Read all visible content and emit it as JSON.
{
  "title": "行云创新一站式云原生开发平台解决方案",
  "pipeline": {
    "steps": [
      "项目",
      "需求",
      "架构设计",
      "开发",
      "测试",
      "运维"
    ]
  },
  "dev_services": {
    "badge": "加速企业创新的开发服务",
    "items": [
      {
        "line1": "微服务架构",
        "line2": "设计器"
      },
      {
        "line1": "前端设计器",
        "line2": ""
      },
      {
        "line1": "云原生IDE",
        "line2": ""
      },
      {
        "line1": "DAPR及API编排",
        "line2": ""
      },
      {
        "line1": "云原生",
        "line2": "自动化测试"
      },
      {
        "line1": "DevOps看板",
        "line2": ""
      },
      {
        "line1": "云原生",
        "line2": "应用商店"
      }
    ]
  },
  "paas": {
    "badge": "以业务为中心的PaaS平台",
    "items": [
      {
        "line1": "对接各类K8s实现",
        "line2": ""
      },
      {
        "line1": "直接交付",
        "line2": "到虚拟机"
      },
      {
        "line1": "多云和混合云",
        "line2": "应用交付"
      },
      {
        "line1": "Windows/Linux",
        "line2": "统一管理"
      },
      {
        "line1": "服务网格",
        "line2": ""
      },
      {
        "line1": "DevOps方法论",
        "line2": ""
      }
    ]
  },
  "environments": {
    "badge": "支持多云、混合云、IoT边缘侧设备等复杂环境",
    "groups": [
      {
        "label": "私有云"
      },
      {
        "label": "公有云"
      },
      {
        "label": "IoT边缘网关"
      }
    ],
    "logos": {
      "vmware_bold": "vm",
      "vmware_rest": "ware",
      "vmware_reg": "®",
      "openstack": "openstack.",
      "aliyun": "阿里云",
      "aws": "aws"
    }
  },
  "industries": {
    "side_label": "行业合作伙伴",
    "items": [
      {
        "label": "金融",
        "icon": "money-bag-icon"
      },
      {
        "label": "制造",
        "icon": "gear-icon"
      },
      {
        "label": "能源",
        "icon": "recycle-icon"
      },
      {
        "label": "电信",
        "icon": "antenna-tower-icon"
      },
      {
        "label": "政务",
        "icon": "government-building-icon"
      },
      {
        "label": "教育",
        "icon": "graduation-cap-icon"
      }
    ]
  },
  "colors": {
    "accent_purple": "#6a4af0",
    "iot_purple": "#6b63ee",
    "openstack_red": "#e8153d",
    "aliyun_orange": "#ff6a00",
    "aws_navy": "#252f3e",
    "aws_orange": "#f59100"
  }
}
-=-=-
PROBLEM
Every entry must be quoted exactly as it appears above.

RIGHT ANSWER
Read all visible content and emit it as JSON.
{
  "title": "行云创新一站式云原生开发平台解决方案",
  "pipeline": {
    "steps": [
      "项目",
      "需求",
      "架构设计",
      "开发",
      "测试",
      "运维"
    ]
  },
  "dev_services": {
    "badge": "加速企业创新的开发服务",
    "items": [
      {
        "line1": "微服务架构",
        "line2": "设计器"
      },
      {
        "line1": "前端设计器",
        "line2": ""
      },
      {
        "line1": "云原生IDE",
        "line2": ""
      },
      {
        "line1": "DAPR及API编排",
        "line2": ""
      },
      {
        "line1": "云原生",
        "line2": "自动化测试"
      },
      {
        "line1": "DevOps看板",
        "line2": ""
      },
      {
        "line1": "云原生",
        "line2": "应用商店"
      }
    ]
  },
  "paas": {
    "badge": "以业务为中心的PaaS平台",
    "items": [
      {
        "line1": "对接各类K8s实现",
        "line2": ""
      },
      {
        "line1": "直接交付",
        "line2": "到虚拟机"
      },
      {
        "line1": "多云和混合云",
        "line2": "应用交付"
      },
      {
        "line1": "Windows/Linux",
        "line2": "统一管理"
      },
      {
        "line1": "服务网格",
        "line2": ""
      },
      {
        "line1": "DevOps方法论",
        "line2": ""
      }
    ]
  },
  "environments": {
    "badge": "支持多云、混合云、IoT边缘侧设备等复杂环境",
    "groups": [
      {
        "label": "私有云"
      },
      {
        "label": "公有云"
      },
      {
        "label": "IoT边缘网关"
      }
    ],
    "logos": {
      "vmware_bold": "vm",
      "vmware_rest": "ware",
      "vmware_reg": "®",
      "openstack": "openstack.",
      "aliyun": "阿里云",
      "aws": "aws"
    }
  },
  "industries": {
    "side_label": "行业合作伙伴",
    "items": [
      {
        "label": "金融",
        "icon": "money-bag-icon"
      },
      {
        "label": "制造",
        "icon": "gear-icon"
      },
      {
        "label": "能源",
        "icon": "recycle-icon"
      },
      {
        "label": "电信",
        "icon": "antenna-tower-icon"
      },
      {
        "label": "政务",
        "icon": "government-building-icon"
      },
      {
        "label": "教育",
        "icon": "graduation-cap-icon"
      }
    ]
  },
  "colors": {
    "accent_purple": "#6a4af0",
    "iot_purple": "#6b63ee",
    "openstack_red": "#e8153d",
    "aliyun_orange": "#ff6a00",
    "aws_navy": "#252f3e",
    "aws_orange": "#f59100"
  }
}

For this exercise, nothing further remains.